DO THIS:
Repeat the data verbatim.

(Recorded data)
+-------+

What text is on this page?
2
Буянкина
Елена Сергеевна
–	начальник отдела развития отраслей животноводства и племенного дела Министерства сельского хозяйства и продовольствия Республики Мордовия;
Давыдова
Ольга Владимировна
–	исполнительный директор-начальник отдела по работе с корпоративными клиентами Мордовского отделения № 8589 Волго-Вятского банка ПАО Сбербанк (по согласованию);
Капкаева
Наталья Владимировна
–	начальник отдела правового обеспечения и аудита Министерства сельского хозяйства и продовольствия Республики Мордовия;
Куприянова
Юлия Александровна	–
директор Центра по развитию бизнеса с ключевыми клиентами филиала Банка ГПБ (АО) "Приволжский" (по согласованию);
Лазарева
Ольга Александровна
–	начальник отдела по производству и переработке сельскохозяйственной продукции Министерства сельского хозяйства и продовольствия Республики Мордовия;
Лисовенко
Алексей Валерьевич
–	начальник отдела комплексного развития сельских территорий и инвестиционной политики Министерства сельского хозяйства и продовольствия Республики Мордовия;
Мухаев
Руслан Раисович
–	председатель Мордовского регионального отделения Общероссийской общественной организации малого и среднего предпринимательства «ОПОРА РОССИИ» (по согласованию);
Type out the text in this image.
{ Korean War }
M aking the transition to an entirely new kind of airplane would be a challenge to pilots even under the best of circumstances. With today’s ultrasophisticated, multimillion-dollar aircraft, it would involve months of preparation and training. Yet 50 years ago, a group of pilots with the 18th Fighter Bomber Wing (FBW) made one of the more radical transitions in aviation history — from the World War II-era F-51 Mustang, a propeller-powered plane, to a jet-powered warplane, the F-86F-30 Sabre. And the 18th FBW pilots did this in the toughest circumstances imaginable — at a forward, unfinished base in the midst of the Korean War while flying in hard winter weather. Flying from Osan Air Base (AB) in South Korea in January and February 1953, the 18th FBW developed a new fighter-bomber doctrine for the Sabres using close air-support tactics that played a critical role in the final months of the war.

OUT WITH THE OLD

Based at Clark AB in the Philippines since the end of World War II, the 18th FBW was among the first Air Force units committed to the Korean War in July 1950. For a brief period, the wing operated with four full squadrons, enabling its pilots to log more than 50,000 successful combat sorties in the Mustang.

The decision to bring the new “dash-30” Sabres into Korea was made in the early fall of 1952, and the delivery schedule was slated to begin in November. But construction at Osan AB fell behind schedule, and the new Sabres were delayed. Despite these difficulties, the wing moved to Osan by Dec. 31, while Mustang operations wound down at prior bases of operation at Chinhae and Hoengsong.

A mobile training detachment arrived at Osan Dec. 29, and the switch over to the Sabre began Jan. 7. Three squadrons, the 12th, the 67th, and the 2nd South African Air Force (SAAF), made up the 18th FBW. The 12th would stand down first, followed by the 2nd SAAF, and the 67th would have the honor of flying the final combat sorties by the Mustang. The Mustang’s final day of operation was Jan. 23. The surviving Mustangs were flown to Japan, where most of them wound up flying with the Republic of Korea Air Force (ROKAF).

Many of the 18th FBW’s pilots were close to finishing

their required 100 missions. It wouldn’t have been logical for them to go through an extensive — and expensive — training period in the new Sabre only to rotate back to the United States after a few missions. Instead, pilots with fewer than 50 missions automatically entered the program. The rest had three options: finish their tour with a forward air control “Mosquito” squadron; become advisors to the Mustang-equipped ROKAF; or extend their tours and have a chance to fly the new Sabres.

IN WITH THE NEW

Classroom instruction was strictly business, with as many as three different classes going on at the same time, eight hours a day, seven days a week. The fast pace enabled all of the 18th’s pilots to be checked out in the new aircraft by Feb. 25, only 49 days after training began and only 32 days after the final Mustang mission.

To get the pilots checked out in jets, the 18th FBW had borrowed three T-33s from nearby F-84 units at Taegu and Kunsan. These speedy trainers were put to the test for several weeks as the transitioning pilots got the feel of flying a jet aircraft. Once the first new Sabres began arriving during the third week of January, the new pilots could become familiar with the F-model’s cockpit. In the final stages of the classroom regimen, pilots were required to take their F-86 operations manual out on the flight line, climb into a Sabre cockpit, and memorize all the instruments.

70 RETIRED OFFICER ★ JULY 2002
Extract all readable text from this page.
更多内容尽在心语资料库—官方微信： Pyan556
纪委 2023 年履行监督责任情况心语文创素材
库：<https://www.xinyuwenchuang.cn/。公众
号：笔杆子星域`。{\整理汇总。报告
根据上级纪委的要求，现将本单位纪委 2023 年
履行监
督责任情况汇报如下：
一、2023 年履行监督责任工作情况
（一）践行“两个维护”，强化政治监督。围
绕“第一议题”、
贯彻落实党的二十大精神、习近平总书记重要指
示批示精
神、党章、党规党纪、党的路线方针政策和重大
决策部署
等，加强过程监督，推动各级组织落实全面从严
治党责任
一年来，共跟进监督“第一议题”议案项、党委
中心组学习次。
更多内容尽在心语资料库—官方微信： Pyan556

+-------+

RESULT:
What text is on this page?
2
Буянкина
Елена Сергеевна
–	начальник отдела развития отраслей животноводства и племенного дела Министерства сельского хозяйства и продовольствия Республики Мордовия;
Давыдова
Ольга Владимировна
–	исполнительный директор-начальник отдела по работе с корпоративными клиентами Мордовского отделения № 8589 Волго-Вятского банка ПАО Сбербанк (по согласованию);
Капкаева
Наталья Владимировна
–	начальник отдела правового обеспечения и аудита Министерства сельского хозяйства и продовольствия Республики Мордовия;
Куприянова
Юлия Александровна	–
директор Центра по развитию бизнеса с ключевыми клиентами филиала Банка ГПБ (АО) "Приволжский" (по согласованию);
Лазарева
Ольга Александровна
–	начальник отдела по производству и переработке сельскохозяйственной продукции Министерства сельского хозяйства и продовольствия Республики Мордовия;
Лисовенко
Алексей Валерьевич
–	начальник отдела комплексного развития сельских территорий и инвестиционной политики Министерства сельского хозяйства и продовольствия Республики Мордовия;
Мухаев
Руслан Раисович
–	председатель Мордовского регионального отделения Общероссийской общественной организации малого и среднего предпринимательства «ОПОРА РОССИИ» (по согласованию);
Type out the text in this image.
{ Korean War }
M aking the transition to an entirely new kind of airplane would be a challenge to pilots even under the best of circumstances. With today’s ultrasophisticated, multimillion-dollar aircraft, it would involve months of preparation and training. Yet 50 years ago, a group of pilots with the 18th Fighter Bomber Wing (FBW) made one of the more radical transitions in aviation history — from the World War II-era F-51 Mustang, a propeller-powered plane, to a jet-powered warplane, the F-86F-30 Sabre. And the 18th FBW pilots did this in the toughest circumstances imaginable — at a forward, unfinished base in the midst of the Korean War while flying in hard winter weather. Flying from Osan Air Base (AB) in South Korea in January and February 1953, the 18th FBW developed a new fighter-bomber doctrine for the Sabres using close air-support tactics that played a critical role in the final months of the war.

OUT WITH THE OLD

Based at Clark AB in the Philippines since the end of World War II, the 18th FBW was among the first Air Force units committed to the Korean War in July 1950. For a brief period, the wing operated with four full squadrons, enabling its pilots to log more than 50,000 successful combat sorties in the Mustang.

The decision to bring the new “dash-30” Sabres into Korea was made in the early fall of 1952, and the delivery schedule was slated to begin in November. But construction at Osan AB fell behind schedule, and the new Sabres were delayed. Despite these difficulties, the wing moved to Osan by Dec. 31, while Mustang operations wound down at prior bases of operation at Chinhae and Hoengsong.

A mobile training detachment arrived at Osan Dec. 29, and the switch over to the Sabre began Jan. 7. Three squadrons, the 12th, the 67th, and the 2nd South African Air Force (SAAF), made up the 18th FBW. The 12th would stand down first, followed by the 2nd SAAF, and the 67th would have the honor of flying the final combat sorties by the Mustang. The Mustang’s final day of operation was Jan. 23. The surviving Mustangs were flown to Japan, where most of them wound up flying with the Republic of Korea Air Force (ROKAF).

Many of the 18th FBW’s pilots were close to finishing

their required 100 missions. It wouldn’t have been logical for them to go through an extensive — and expensive — training period in the new Sabre only to rotate back to the United States after a few missions. Instead, pilots with fewer than 50 missions automatically entered the program. The rest had three options: finish their tour with a forward air control “Mosquito” squadron; become advisors to the Mustang-equipped ROKAF; or extend their tours and have a chance to fly the new Sabres.

IN WITH THE NEW

Classroom instruction was strictly business, with as many as three different classes going on at the same time, eight hours a day, seven days a week. The fast pace enabled all of the 18th’s pilots to be checked out in the new aircraft by Feb. 25, only 49 days after training began and only 32 days after the final Mustang mission.

To get the pilots checked out in jets, the 18th FBW had borrowed three T-33s from nearby F-84 units at Taegu and Kunsan. These speedy trainers were put to the test for several weeks as the transitioning pilots got the feel of flying a jet aircraft. Once the first new Sabres began arriving during the third week of January, the new pilots could become familiar with the F-model’s cockpit. In the final stages of the classroom regimen, pilots were required to take their F-86 operations manual out on the flight line, climb into a Sabre cockpit, and memorize all the instruments.

70 RETIRED OFFICER ★ JULY 2002
Extract all readable text from this page.
更多内容尽在心语资料库—官方微信： Pyan556
纪委 2023 年履行监督责任情况心语文创素材
库：<https://www.xinyuwenchuang.cn/。公众
号：笔杆子星域`。{\整理汇总。报告
根据上级纪委的要求，现将本单位纪委 2023 年
履行监
督责任情况汇报如下：
一、2023 年履行监督责任工作情况
（一）践行“两个维护”，强化政治监督。围
绕“第一议题”、
贯彻落实党的二十大精神、习近平总书记重要指
示批示精
神、党章、党规党纪、党的路线方针政策和重大
决策部署
等，加强过程监督，推动各级组织落实全面从严
治党责任
一年来，共跟进监督“第一议题”议案项、党委
中心组学习次。
更多内容尽在心语资料库—官方微信： Pyan556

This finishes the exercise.